PROBLEM TO SOLVE: Locate every line in the records below that contains the word "pasado", and copy each one.

━━━━━━━━━━━━━━━━━━━━━━━━━━━━━━

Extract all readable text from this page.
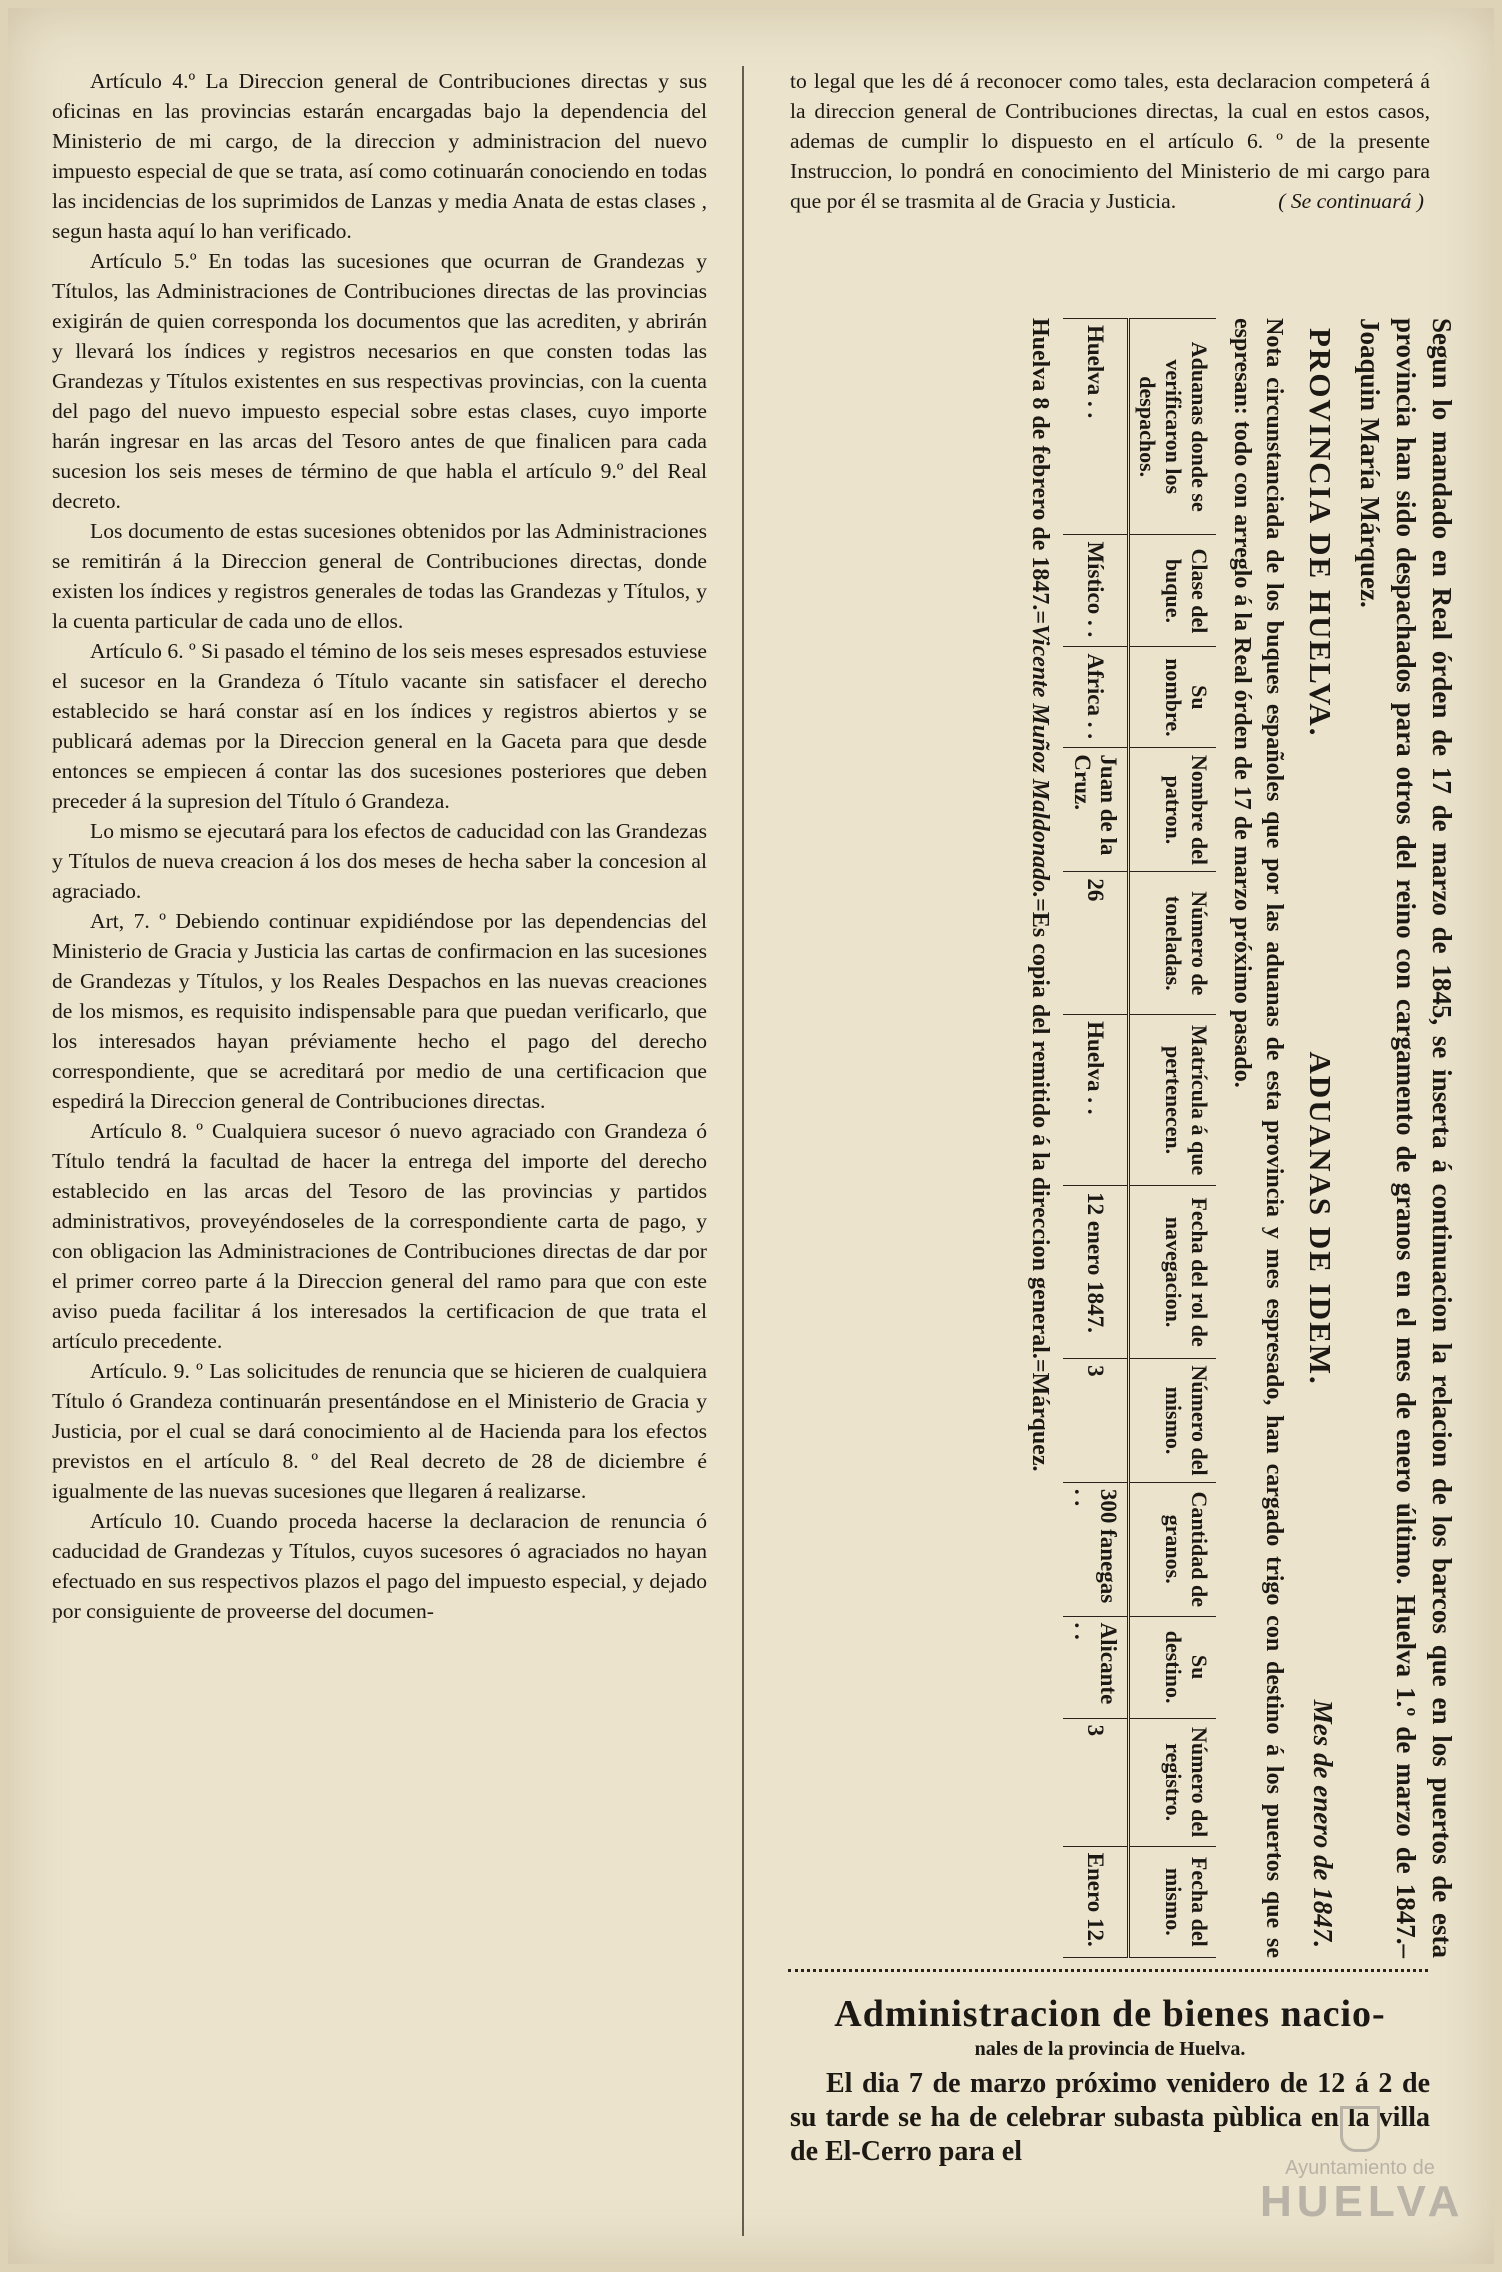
Artículo 4.º La Direccion general de Contribuciones directas y sus oficinas en las provincias estarán encargadas bajo la dependencia del Ministerio de mi cargo, de la direccion y administracion del nuevo impuesto especial de que se trata, así como cotinuarán conociendo en todas las incidencias de los suprimidos de Lanzas y media Anata de estas clases , segun hasta aquí lo han verificado.

Artículo 5.º En todas las sucesiones que ocurran de Grandezas y Títulos, las Administraciones de Contribuciones directas de las provincias exigirán de quien corresponda los documentos que las acrediten, y abrirán y llevará los índices y registros necesarios en que consten todas las Grandezas y Títulos existentes en sus respectivas provincias, con la cuenta del pago del nuevo impuesto especial sobre estas clases, cuyo importe harán ingresar en las arcas del Tesoro antes de que finalicen para cada sucesion los seis meses de término de que habla el artículo 9.º del Real decreto.

Los documento de estas sucesiones obtenidos por las Administraciones se remitirán á la Direccion general de Contribuciones directas, donde existen los índices y registros generales de todas las Grandezas y Títulos, y la cuenta particular de cada uno de ellos.

Artículo 6. º Si pasado el témino de los seis meses espresados estuviese el sucesor en la Grandeza ó Título vacante sin satisfacer el derecho establecido se hará constar así en los índices y registros abiertos y se publicará ademas por la Direccion general en la Gaceta para que desde entonces se empiecen á contar las dos sucesiones posteriores que deben preceder á la supresion del Título ó Grandeza.

Lo mismo se ejecutará para los efectos de caducidad con las Grandezas y Títulos de nueva creacion á los dos meses de hecha saber la concesion al agraciado.

Art, 7. º Debiendo continuar expidiéndose por las dependencias del Ministerio de Gracia y Justicia las cartas de confirmacion en las sucesiones de Grandezas y Títulos, y los Reales Despachos en las nuevas creaciones de los mismos, es requisito indispensable para que puedan verificarlo, que los interesados hayan préviamente hecho el pago del derecho correspondiente, que se acreditará por medio de una certificacion que espedirá la Direccion general de Contribuciones directas.

Artículo 8. º Cualquiera sucesor ó nuevo agraciado con Grandeza ó Título tendrá la facultad de hacer la entrega del importe del derecho establecido en las arcas del Tesoro de las provincias y partidos administrativos, proveyéndoseles de la correspondiente carta de pago, y con obligacion las Administraciones de Contribuciones directas de dar por el primer correo parte á la Direccion general del ramo para que con este aviso pueda facilitar á los interesados la certificacion de que trata el artículo precedente.

Artículo. 9. º Las solicitudes de renuncia que se hicieren de cualquiera Título ó Grandeza continuarán presentándose en el Ministerio de Gracia y Justicia, por el cual se dará conocimiento al de Hacienda para los efectos previstos en el artículo 8. º del Real decreto de 28 de diciembre é igualmente de las nuevas sucesiones que llegaren á realizarse.

Artículo 10. Cuando proceda hacerse la declaracion de renuncia ó caducidad de Grandezas y Títulos, cuyos sucesores ó agraciados no hayan efectuado en sus respectivos plazos el pago del impuesto especial, y dejado por consiguiente de proveerse del documen-

to legal que les dé á reconocer como tales, esta declaracion competerá á la direccion general de Contribuciones directas, la cual en estos casos, ademas de cumplir lo dispuesto en el artículo 6. º de la presente Instruccion, lo pondrá en conocimiento del Ministerio de mi cargo para que por él se trasmita al de Gracia y Justicia.	( Se continuará )

Segun lo mandado en Real órden de 17 de marzo de 1845, se inserta á continuacion la relacion de los barcos que en los puertos de esta provincia han sido despachados para otros del reino con cargamento de granos en el mes de enero último. Huelva 1.º de marzo de 1847.–Joaquin María Márquez.
PROVINCIA DE HUELVA.
ADUANAS DE IDEM.
Mes de enero de 1847.
Nota circunstanciada de los buques españoles que por las aduanas de esta provincia y mes espresado, han cargado trigo con destino á los puertos que se espresan: todo con arreglo á la Real órden de 17 de marzo próximo pasado.
Aduanas donde se verificaron los despachos.	Clase del buque.	Su nombre.	Nombre del patron.	Número de toneladas.	Matrícula á que pertenecen.	Fecha del rol de navegacion.	Número del mismo.	Cantidad de granos.	Su destino.	Número del registro.	Fecha del mismo.
Huelva . .	Místico . .	Africa . .	Juan de la Cruz.	26	Huelva . .	12 enero 1847.	3	300 fanegas . .	Alicante . .	3	Enero 12.
Huelva 8 de febrero de 1847.=Vicente Muñoz Maldonado.=Es copia del remitido á la direccion general.=Márquez.
Administracion de bienes nacio-
nales de la provincia de Huelva.
El dia 7 de marzo próximo venidero de 12 á 2 de su tarde se ha de celebrar subasta pùblica en la villa de El-Cerro para el
Ayuntamiento de
HUELVA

━━━━━━━━━━━━━━━━━━━━━━━━━━━━━━

ANSWER TO THIS PROBLEM:
Artículo 6. º Si pasado el témino de los seis meses espresados estuviese el sucesor en la Grandeza ó Título vacante sin satisfacer el derecho establecido se hará constar así en los índices y registros abiertos y se publicará ademas por la Direccion general en la Gaceta para que desde entonces se empiecen á contar las dos sucesiones posteriores que deben preceder á la supresion del Título ó Grandeza.
Nota circunstanciada de los buques españoles que por las aduanas de esta provincia y mes espresado, han cargado trigo con destino á los puertos que se espresan: todo con arreglo á la Real órden de 17 de marzo próximo pasado.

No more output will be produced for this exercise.